• AIM OF THE TASK
Write out each line of the material again, word for word.

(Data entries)
::::::

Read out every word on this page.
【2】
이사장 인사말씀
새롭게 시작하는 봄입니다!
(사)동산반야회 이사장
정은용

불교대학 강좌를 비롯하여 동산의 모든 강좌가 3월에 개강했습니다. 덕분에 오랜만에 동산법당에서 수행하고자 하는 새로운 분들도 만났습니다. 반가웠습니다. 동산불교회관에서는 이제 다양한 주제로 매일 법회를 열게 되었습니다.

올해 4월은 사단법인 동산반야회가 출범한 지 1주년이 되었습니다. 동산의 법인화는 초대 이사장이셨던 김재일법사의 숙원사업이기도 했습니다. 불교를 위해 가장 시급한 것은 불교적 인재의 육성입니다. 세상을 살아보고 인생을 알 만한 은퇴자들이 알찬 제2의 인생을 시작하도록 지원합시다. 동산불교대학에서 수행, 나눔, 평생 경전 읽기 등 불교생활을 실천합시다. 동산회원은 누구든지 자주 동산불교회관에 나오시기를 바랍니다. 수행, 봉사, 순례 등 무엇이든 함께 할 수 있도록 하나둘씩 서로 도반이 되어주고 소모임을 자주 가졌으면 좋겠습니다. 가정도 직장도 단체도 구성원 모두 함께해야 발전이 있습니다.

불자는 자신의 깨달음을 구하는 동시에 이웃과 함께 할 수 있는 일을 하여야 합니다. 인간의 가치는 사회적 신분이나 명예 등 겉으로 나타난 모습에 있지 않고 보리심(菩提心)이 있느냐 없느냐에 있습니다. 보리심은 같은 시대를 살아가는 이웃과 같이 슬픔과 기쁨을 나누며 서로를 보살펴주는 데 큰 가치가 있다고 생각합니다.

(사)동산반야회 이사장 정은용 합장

::::::

• ANSWER TO THE PROBLEM
Read out every word on this page.
【2】
이사장 인사말씀
새롭게 시작하는 봄입니다!
(사)동산반야회 이사장
정은용

불교대학 강좌를 비롯하여 동산의 모든 강좌가 3월에 개강했습니다. 덕분에 오랜만에 동산법당에서 수행하고자 하는 새로운 분들도 만났습니다. 반가웠습니다. 동산불교회관에서는 이제 다양한 주제로 매일 법회를 열게 되었습니다.

올해 4월은 사단법인 동산반야회가 출범한 지 1주년이 되었습니다. 동산의 법인화는 초대 이사장이셨던 김재일법사의 숙원사업이기도 했습니다. 불교를 위해 가장 시급한 것은 불교적 인재의 육성입니다. 세상을 살아보고 인생을 알 만한 은퇴자들이 알찬 제2의 인생을 시작하도록 지원합시다. 동산불교대학에서 수행, 나눔, 평생 경전 읽기 등 불교생활을 실천합시다. 동산회원은 누구든지 자주 동산불교회관에 나오시기를 바랍니다. 수행, 봉사, 순례 등 무엇이든 함께 할 수 있도록 하나둘씩 서로 도반이 되어주고 소모임을 자주 가졌으면 좋겠습니다. 가정도 직장도 단체도 구성원 모두 함께해야 발전이 있습니다.

불자는 자신의 깨달음을 구하는 동시에 이웃과 함께 할 수 있는 일을 하여야 합니다. 인간의 가치는 사회적 신분이나 명예 등 겉으로 나타난 모습에 있지 않고 보리심(菩提心)이 있느냐 없느냐에 있습니다. 보리심은 같은 시대를 살아가는 이웃과 같이 슬픔과 기쁨을 나누며 서로를 보살펴주는 데 큰 가치가 있다고 생각합니다.

(사)동산반야회 이사장 정은용 합장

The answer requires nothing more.